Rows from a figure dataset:
------

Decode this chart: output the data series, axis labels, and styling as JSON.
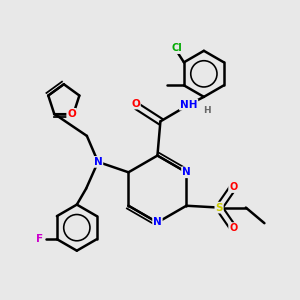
{
  "bg_color": "#e8e8e8",
  "bond_color": "#000000",
  "bond_width": 1.8,
  "atom_colors": {
    "N": "#0000ff",
    "O": "#ff0000",
    "S": "#cccc00",
    "F": "#cc00cc",
    "Cl": "#00aa00",
    "H": "#666666",
    "C": "#000000"
  },
  "figsize": [
    3.0,
    3.0
  ],
  "dpi": 100
}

------

DIRECTIVE: Print the full listing exactly, dropping the pictures.

OUTPUT FOR THIS EXERCISE:
Decode this chart: output the data series, axis labels, and styling as JSON.
{
  "bg_color": "#e8e8e8",
  "bond_color": "#000000",
  "bond_width": 1.8,
  "atom_colors": {
    "N": "#0000ff",
    "O": "#ff0000",
    "S": "#cccc00",
    "F": "#cc00cc",
    "Cl": "#00aa00",
    "H": "#666666",
    "C": "#000000"
  },
  "figsize": [
    3.0,
    3.0
  ],
  "dpi": 100
}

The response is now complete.